WHAT IS NEEDED
Below are entries; tally how many lines hold the string "较年初预算" and answer with only that figure.

THE DATA
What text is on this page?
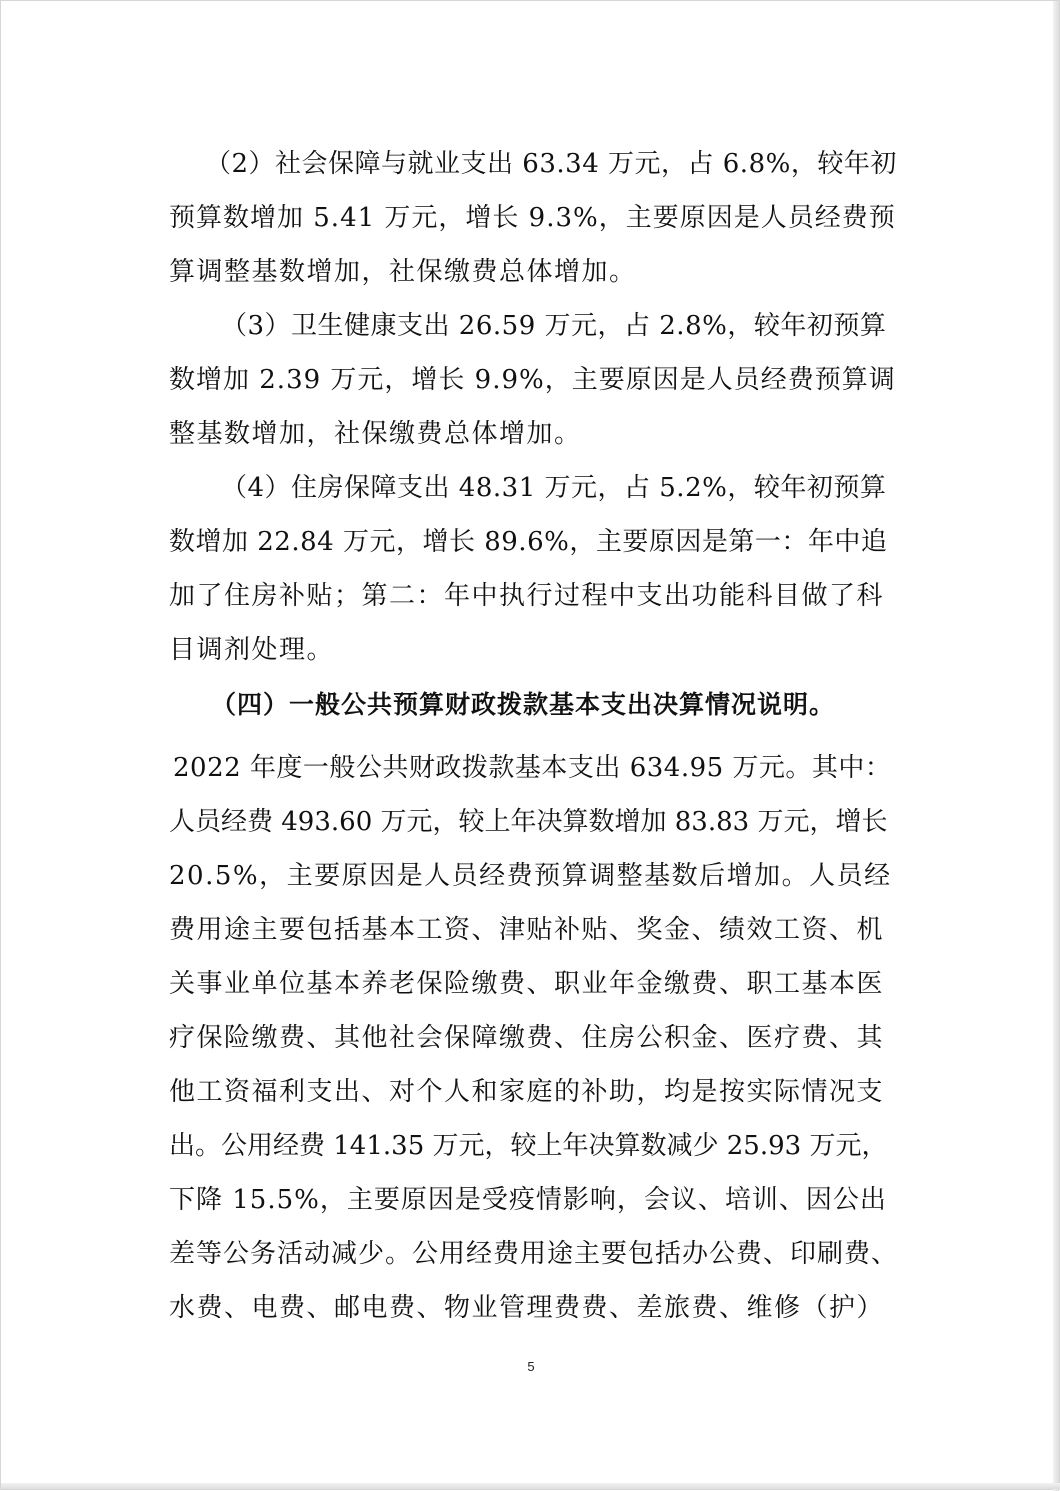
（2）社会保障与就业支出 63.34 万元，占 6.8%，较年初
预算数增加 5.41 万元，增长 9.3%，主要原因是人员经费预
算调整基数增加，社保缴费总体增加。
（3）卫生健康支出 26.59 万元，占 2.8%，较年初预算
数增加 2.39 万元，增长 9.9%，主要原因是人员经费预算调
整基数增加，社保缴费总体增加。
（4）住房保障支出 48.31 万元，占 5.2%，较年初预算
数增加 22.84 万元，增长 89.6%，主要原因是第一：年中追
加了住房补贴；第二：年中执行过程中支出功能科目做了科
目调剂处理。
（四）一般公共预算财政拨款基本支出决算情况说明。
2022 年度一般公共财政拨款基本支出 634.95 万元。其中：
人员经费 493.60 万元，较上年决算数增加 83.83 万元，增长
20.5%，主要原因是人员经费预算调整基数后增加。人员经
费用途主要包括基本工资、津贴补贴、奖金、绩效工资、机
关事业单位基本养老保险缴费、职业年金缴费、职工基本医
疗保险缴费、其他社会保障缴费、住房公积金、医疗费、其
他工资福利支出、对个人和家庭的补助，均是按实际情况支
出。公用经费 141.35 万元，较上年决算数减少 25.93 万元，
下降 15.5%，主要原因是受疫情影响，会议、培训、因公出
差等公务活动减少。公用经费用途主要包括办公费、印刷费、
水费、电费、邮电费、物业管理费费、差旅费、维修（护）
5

EXERCISE OUTPUT
2